● **What you have to do**
Each line containing the word "arrivée" should be found and copied.

Entries from a dataset:
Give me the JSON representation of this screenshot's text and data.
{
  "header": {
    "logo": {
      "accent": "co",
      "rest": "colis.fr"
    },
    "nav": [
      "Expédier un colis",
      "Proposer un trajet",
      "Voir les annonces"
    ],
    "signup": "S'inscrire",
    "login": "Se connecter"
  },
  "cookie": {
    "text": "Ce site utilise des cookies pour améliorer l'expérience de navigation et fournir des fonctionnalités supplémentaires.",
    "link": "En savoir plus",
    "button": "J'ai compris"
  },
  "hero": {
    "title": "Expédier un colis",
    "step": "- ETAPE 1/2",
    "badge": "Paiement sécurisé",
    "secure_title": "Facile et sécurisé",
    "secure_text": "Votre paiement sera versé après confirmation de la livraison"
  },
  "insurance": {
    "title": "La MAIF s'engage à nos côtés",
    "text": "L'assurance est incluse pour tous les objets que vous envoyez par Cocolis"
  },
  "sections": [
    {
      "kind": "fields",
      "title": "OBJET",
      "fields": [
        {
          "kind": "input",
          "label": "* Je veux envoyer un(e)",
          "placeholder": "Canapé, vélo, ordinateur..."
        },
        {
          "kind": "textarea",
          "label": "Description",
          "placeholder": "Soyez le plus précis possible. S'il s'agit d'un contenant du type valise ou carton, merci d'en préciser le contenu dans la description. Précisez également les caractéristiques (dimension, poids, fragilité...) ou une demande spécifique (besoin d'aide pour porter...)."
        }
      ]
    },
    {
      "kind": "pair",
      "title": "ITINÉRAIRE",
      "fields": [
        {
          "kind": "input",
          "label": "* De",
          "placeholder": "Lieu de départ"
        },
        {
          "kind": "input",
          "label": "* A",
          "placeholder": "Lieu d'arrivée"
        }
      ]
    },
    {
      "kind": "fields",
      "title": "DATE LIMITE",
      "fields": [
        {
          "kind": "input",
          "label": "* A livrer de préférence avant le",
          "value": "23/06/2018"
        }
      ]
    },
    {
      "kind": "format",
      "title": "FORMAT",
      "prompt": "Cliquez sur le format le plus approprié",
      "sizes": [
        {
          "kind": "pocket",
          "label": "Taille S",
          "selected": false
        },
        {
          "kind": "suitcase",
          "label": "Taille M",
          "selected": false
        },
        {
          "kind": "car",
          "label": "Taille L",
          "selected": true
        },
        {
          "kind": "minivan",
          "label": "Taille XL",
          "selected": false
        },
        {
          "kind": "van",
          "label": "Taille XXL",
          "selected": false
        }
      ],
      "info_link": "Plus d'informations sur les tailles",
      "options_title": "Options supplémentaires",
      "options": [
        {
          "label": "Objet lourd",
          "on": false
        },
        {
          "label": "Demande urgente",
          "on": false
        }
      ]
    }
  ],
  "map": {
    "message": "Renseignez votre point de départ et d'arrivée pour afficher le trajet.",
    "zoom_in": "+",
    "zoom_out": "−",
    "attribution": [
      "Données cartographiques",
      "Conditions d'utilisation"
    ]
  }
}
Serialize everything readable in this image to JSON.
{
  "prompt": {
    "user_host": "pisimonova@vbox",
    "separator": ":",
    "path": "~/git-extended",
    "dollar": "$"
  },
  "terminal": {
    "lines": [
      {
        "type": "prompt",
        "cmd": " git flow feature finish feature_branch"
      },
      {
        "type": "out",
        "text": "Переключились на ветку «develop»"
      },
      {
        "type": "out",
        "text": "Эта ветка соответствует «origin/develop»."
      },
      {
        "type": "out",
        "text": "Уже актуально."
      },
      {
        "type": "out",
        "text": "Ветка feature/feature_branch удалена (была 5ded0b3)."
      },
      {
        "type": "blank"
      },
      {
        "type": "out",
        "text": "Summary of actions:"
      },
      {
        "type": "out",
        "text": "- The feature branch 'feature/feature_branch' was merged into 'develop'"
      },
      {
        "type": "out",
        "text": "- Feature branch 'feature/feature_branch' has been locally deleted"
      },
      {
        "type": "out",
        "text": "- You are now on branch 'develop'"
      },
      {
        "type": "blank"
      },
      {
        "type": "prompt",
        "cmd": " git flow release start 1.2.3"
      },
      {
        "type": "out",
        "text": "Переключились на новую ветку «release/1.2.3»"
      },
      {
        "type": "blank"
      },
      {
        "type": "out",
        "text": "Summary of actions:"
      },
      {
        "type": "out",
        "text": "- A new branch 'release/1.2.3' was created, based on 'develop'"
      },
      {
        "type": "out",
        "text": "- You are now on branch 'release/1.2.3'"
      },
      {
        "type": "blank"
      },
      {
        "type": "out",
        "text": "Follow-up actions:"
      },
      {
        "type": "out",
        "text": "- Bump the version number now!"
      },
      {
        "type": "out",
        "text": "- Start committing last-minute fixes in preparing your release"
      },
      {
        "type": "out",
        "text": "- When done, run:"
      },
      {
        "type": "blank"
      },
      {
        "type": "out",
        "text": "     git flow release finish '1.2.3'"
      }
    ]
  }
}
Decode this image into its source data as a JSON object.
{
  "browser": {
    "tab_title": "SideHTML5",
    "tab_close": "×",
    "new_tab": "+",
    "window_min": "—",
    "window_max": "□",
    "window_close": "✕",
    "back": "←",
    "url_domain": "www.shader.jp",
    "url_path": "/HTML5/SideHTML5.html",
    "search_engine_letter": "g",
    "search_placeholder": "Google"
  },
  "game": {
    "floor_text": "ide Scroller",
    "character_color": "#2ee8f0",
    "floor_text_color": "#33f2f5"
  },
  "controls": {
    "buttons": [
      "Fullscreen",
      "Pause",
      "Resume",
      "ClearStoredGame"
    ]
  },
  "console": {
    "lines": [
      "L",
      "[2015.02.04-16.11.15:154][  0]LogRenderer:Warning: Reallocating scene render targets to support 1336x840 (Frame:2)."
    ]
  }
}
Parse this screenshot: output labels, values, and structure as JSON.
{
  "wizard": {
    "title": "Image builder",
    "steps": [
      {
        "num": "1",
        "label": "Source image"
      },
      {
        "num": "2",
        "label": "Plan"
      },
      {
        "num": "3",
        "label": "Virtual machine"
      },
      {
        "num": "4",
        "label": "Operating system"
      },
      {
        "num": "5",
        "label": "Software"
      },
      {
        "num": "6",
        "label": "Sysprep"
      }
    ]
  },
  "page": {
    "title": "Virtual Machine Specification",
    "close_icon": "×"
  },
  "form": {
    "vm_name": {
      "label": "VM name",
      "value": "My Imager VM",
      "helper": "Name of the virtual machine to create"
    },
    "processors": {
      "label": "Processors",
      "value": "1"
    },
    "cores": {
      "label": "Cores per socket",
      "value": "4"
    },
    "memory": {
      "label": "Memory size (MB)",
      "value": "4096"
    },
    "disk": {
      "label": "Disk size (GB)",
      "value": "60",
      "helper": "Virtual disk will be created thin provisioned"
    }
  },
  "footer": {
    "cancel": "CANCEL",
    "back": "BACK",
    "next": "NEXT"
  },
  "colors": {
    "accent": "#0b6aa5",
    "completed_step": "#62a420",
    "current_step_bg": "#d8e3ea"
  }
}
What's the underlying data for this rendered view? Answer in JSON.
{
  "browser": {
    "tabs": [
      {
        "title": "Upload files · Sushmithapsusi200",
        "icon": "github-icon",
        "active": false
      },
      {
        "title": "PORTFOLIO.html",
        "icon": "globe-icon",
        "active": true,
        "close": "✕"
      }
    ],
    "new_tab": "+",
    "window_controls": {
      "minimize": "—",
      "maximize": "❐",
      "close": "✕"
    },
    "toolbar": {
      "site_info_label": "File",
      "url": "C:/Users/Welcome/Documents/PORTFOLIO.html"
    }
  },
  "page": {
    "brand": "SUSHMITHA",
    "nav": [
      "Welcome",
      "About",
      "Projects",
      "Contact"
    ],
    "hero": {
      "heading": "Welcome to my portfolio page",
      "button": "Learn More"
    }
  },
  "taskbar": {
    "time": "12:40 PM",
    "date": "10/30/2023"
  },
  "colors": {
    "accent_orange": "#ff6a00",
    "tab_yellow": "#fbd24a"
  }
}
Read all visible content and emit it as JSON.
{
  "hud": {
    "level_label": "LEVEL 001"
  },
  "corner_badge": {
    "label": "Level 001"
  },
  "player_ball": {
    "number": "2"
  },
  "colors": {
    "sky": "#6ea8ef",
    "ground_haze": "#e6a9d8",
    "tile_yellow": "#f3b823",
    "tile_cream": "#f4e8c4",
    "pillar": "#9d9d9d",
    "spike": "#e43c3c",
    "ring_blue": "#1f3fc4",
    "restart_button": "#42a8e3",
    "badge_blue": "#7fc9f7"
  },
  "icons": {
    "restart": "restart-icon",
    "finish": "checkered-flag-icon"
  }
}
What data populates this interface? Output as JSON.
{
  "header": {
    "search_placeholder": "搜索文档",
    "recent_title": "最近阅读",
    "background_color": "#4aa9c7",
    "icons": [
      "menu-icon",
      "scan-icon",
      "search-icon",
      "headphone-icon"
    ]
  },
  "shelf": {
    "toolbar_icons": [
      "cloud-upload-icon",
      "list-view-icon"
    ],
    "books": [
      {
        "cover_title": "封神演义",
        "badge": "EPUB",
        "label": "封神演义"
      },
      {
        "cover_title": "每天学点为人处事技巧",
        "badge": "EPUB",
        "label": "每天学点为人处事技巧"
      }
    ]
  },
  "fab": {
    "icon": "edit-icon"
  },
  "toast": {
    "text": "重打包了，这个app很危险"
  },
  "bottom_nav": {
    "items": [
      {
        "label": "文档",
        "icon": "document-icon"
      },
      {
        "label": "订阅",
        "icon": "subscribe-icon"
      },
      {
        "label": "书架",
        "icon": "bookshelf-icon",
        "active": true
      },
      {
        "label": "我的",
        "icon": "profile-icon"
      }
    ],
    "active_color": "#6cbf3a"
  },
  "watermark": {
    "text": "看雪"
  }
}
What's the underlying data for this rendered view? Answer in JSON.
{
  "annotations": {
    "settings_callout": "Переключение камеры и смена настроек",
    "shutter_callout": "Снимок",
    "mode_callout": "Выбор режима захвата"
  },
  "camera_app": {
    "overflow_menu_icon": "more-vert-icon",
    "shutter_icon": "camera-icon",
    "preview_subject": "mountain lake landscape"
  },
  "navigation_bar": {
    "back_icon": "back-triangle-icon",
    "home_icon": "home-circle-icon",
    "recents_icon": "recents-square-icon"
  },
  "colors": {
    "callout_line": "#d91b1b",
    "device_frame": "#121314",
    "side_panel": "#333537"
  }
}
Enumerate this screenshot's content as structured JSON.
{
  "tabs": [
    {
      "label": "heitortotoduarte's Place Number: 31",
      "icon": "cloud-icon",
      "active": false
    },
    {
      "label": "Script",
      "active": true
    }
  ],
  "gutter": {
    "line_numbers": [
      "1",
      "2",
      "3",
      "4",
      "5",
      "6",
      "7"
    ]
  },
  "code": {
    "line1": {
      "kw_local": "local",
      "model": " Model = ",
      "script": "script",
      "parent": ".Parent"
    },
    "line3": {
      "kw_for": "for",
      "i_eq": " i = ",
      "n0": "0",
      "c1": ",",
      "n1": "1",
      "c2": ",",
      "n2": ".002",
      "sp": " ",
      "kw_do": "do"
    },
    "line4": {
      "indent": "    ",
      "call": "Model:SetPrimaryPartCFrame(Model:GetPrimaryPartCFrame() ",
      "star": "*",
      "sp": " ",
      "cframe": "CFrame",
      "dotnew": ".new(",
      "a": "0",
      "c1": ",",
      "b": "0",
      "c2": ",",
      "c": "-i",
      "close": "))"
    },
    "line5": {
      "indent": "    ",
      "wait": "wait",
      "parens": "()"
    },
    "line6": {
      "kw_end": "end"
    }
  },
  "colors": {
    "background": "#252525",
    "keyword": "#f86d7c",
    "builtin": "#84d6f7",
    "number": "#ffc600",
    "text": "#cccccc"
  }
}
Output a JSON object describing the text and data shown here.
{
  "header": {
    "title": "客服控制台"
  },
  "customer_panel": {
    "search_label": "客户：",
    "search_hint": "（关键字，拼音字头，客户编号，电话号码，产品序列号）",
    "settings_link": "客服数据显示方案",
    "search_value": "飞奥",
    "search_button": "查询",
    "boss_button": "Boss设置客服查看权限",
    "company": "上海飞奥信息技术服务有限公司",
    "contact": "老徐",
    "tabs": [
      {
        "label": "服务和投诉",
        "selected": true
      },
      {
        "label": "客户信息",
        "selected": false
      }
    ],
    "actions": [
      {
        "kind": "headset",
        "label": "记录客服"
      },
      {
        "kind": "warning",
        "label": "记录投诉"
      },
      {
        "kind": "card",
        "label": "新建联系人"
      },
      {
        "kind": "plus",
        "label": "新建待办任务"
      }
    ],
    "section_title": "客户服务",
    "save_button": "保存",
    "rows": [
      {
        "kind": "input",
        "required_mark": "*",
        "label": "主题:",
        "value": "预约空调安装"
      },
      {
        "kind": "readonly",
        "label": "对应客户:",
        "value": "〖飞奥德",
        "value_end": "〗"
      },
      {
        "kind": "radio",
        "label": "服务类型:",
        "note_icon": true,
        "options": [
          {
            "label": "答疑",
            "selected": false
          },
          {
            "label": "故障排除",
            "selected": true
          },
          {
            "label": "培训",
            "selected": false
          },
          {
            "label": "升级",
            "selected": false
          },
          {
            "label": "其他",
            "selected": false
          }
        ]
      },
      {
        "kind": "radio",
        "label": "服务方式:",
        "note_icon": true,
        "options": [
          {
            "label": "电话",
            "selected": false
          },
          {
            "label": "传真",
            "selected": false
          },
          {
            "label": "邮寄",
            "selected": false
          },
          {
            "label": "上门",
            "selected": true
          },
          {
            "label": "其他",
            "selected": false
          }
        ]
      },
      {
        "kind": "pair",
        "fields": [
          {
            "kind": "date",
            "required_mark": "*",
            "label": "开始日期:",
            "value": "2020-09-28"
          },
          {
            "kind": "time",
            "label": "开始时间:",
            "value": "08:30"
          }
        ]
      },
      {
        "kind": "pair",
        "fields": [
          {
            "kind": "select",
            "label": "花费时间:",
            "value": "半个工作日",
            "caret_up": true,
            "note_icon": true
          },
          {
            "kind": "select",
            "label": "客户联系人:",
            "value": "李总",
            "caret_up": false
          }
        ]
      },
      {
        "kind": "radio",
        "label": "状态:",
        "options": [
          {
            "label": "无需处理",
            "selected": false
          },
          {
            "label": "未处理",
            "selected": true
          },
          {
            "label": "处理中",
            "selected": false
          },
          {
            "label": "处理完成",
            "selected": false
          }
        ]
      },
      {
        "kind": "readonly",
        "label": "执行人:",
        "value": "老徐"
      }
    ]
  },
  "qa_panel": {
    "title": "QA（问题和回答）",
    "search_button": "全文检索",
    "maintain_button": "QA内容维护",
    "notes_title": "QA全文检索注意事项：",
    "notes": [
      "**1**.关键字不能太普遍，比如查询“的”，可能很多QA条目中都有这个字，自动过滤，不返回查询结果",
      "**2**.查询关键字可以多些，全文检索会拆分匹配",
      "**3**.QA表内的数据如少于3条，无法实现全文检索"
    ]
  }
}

● **Written answer**
          "placeholder": "Lieu d'arrivée"
    "message": "Renseignez votre point de départ et d'arrivée pour afficher le trajet.",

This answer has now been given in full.